• [Tasks to perform]:
(a) According to the text on GLP-1 treatment decisions, how long before conception should GLP-1 medications be stopped?
(b) Extend the text on GLP-1 treatment decisions, starting after its last sentence.

• [Document text]:
BEGIN
The more honest framing: GLP-1 medications treat obesity the way statins treat high cholesterol or antihypertensives treat high blood pressure. You can stop treatment, but the underlying condition usually reasserts itself. Some patients can manage the condition with behavioral interventions alone after stopping medication, but most cannot, and that's not a personal failure.

The decision framework: stay on, taper, or stop

The decision to continue or stop GLP-1 treatment should be based on your goals, your response to treatment, and your model of what obesity is.

Stay on indefinitely if:

• You view obesity as a chronic condition requiring ongoing pharmacologic management
• You've reached goal weight and want to maintain it
• You tolerate the medication well with minimal side effects
• Cost and access are sustainable long-term
• You have obesity-related comorbidities (diabetes, hypertension, sleep apnea) that improved on treatment and you want to maintain those improvements

Taper to a lower maintenance dose if:

• You've reached goal weight but full dose is no longer necessary to maintain
• Side effects at therapeutic dose are bothersome but manageable at lower dose
• Cost is a limiting factor and lower dose extends affordability
• You want to test whether a lower dose is sufficient before committing to indefinite full-dose treatment

Stop treatment if:

• You've reached a weight you can realistically maintain with behavioral changes alone
• You're in the 15-20% subset likely to maintain (modest weight loss, high activity level, structured eating, no binge eating disorder)
• Side effects outweigh benefits
• You're planning pregnancy (GLP-1 medications should be stopped 2 months before conception)
• Cost or access makes continuation unsustainable
• You achieved your goal and prefer to attempt maintenance without medication

The test-stop protocol: If you're unsure whether you can maintain off medication, a structured test-stop can provide data. Stay off medication for 12 to 16 weeks while maintaining rigorous behavioral interventions (daily activity tracking, weekly weigh-ins, structured meal planning). If weight regain is less than 5% over that period, maintenance without medication may be sustainable. If regain exceeds 5%, resuming treatment is reasonable.
END
• [Rows excerpted from a collection]:
BEGIN
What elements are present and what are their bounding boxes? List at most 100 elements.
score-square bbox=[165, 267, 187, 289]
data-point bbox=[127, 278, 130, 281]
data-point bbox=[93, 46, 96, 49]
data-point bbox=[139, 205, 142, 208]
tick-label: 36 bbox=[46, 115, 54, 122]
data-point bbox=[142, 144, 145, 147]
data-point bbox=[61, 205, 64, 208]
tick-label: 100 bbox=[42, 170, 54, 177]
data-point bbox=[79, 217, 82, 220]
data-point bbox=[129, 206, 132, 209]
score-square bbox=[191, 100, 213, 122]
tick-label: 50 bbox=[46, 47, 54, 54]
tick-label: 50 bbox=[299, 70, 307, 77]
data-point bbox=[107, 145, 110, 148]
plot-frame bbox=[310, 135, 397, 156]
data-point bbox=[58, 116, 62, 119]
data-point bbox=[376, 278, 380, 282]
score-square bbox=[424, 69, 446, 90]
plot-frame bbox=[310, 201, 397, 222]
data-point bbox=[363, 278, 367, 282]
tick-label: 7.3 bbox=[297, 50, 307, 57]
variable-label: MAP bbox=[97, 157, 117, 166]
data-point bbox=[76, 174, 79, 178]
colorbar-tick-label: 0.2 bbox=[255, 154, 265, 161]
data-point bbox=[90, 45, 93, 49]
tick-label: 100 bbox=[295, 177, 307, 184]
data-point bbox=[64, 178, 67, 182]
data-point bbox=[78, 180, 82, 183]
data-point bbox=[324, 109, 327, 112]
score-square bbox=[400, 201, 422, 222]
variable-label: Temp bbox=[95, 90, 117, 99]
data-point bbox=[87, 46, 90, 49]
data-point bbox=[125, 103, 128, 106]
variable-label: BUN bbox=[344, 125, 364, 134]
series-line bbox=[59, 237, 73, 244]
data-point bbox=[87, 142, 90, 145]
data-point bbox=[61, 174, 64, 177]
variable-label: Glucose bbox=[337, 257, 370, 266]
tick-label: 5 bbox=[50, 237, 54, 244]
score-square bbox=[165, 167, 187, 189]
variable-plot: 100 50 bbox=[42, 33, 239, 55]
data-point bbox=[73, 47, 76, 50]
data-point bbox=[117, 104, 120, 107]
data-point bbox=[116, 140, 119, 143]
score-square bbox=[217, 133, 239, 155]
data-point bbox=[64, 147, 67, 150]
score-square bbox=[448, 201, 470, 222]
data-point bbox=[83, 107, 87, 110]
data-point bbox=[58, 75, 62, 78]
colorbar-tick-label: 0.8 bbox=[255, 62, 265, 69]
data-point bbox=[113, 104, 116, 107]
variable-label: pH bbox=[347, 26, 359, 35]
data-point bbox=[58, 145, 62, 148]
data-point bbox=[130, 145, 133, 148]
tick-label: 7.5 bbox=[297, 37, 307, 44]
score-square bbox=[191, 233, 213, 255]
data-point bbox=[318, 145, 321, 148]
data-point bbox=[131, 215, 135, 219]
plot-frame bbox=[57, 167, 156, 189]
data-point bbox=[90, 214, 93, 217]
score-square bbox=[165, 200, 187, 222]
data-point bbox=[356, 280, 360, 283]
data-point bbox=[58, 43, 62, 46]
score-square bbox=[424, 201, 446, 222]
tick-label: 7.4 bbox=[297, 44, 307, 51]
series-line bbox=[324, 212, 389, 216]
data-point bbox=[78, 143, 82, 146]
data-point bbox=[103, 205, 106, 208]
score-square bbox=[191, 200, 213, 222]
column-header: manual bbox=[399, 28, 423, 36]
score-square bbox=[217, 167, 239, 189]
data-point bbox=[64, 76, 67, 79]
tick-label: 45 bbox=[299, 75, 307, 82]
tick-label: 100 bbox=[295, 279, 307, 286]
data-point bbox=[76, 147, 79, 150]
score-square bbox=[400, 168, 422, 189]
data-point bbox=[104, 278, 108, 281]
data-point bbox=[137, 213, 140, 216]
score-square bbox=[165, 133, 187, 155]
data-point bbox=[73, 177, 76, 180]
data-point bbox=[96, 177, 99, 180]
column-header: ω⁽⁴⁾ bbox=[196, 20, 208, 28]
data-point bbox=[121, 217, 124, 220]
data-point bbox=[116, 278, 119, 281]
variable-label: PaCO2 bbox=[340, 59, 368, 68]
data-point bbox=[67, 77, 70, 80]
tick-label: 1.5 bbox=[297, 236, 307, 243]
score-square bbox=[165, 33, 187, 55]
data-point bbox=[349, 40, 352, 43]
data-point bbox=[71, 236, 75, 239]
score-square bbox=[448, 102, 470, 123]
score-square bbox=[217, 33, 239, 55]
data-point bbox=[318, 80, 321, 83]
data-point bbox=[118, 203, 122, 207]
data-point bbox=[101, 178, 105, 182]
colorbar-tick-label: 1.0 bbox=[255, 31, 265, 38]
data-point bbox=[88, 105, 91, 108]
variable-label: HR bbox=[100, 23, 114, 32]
END
• [Written responses]:
(a) They should be stopped 2 months before conception.

(b)
When stopping makes clinical sense

There are specific scenarios where stopping GLP-1 treatment is the right clinical decision, even if weight regain is likely.

Pregnancy planning. GLP-1 medications are not recommended during pregnancy. Current guidelines recommend stopping 2 months before attempting conception to allow the medication to clear. Weight regain during this period is expected and acceptable given the higher-priority goal.

Intolerable side effects. If nausea, vomiting, or gastrointestinal symptoms persist despite dose adjustments and management strategies, continuing treatment may not be worth the quality-of-life cost. Some patients develop persistent gastroparesis-like symptoms that don't resolve even after stopping, making earlier discontinuation preferable.

Achievement of a defined goal. Some patients use GLP-1 medications to reach a specific weight target for surgery, fertility treatment, or another time-limited goal. Once the goal is met, stopping is appropriate if ongoing weight management isn't the primary objective.

Transition to bariatric surgery. Patients who lose weight on GLP-1 medications and then proceed to bariatric surgery typically stop the medication perioperatively. The surgery provides a different mechanism of weight control, and the combination isn't well-studied.

Financial unsustainability. If the cost of continuing treatment creates financial hardship, stopping is a rational decision. The calculus changes if lower-cost compounded versions become unavailable or if insurance coverage ends.

The key distinction: stopping because you've "fixed" obesity vs stopping because continuing isn't feasible or desirable for other reasons. The first is usually based on a misunderstanding of the biology. The second is a legitimate trade-off decision.

The steelman case for staying on indefinitely

The strongest argument for indefinite GLP-1 treatment is that obesity is a chronic relapsing disease, and chronic diseases require chronic treatment.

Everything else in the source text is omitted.